◆ **Data listing**
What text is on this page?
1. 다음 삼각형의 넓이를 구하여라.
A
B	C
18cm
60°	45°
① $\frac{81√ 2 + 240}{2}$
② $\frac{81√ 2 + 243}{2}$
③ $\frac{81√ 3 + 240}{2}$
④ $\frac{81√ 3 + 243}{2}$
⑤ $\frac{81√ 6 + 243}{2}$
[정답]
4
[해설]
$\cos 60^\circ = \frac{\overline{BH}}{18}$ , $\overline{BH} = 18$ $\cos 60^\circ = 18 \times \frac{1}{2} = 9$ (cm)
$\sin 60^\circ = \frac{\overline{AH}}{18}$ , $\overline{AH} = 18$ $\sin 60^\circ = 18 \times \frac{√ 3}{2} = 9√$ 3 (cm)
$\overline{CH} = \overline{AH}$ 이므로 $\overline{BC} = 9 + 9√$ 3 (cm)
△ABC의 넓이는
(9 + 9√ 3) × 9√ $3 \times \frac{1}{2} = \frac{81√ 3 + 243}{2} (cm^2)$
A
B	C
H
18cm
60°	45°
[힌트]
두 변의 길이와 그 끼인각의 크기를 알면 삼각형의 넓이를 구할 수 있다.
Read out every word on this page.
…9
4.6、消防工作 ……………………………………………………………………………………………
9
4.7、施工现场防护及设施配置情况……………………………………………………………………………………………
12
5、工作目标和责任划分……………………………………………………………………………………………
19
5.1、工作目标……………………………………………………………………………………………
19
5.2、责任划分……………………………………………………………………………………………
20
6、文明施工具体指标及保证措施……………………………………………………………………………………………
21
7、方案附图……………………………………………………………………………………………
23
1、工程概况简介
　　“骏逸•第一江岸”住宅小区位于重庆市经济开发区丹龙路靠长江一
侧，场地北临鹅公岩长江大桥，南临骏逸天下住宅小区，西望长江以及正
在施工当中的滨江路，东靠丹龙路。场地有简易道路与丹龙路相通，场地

◆ **To do**
Each line above is to be repeated exactly.

◆ **Expected answer**
What text is on this page?
1. 다음 삼각형의 넓이를 구하여라.
A
B	C
18cm
60°	45°
① $\frac{81√ 2 + 240}{2}$
② $\frac{81√ 2 + 243}{2}$
③ $\frac{81√ 3 + 240}{2}$
④ $\frac{81√ 3 + 243}{2}$
⑤ $\frac{81√ 6 + 243}{2}$
[정답]
4
[해설]
$\cos 60^\circ = \frac{\overline{BH}}{18}$ , $\overline{BH} = 18$ $\cos 60^\circ = 18 \times \frac{1}{2} = 9$ (cm)
$\sin 60^\circ = \frac{\overline{AH}}{18}$ , $\overline{AH} = 18$ $\sin 60^\circ = 18 \times \frac{√ 3}{2} = 9√$ 3 (cm)
$\overline{CH} = \overline{AH}$ 이므로 $\overline{BC} = 9 + 9√$ 3 (cm)
△ABC의 넓이는
(9 + 9√ 3) × 9√ $3 \times \frac{1}{2} = \frac{81√ 3 + 243}{2} (cm^2)$
A
B	C
H
18cm
60°	45°
[힌트]
두 변의 길이와 그 끼인각의 크기를 알면 삼각형의 넓이를 구할 수 있다.
Read out every word on this page.
…9
4.6、消防工作 ……………………………………………………………………………………………
9
4.7、施工现场防护及设施配置情况……………………………………………………………………………………………
12
5、工作目标和责任划分……………………………………………………………………………………………
19
5.1、工作目标……………………………………………………………………………………………
19
5.2、责任划分……………………………………………………………………………………………
20
6、文明施工具体指标及保证措施……………………………………………………………………………………………
21
7、方案附图……………………………………………………………………………………………
23
1、工程概况简介
　　“骏逸•第一江岸”住宅小区位于重庆市经济开发区丹龙路靠长江一
侧，场地北临鹅公岩长江大桥，南临骏逸天下住宅小区，西望长江以及正
在施工当中的滨江路，东靠丹龙路。场地有简易道路与丹龙路相通，场地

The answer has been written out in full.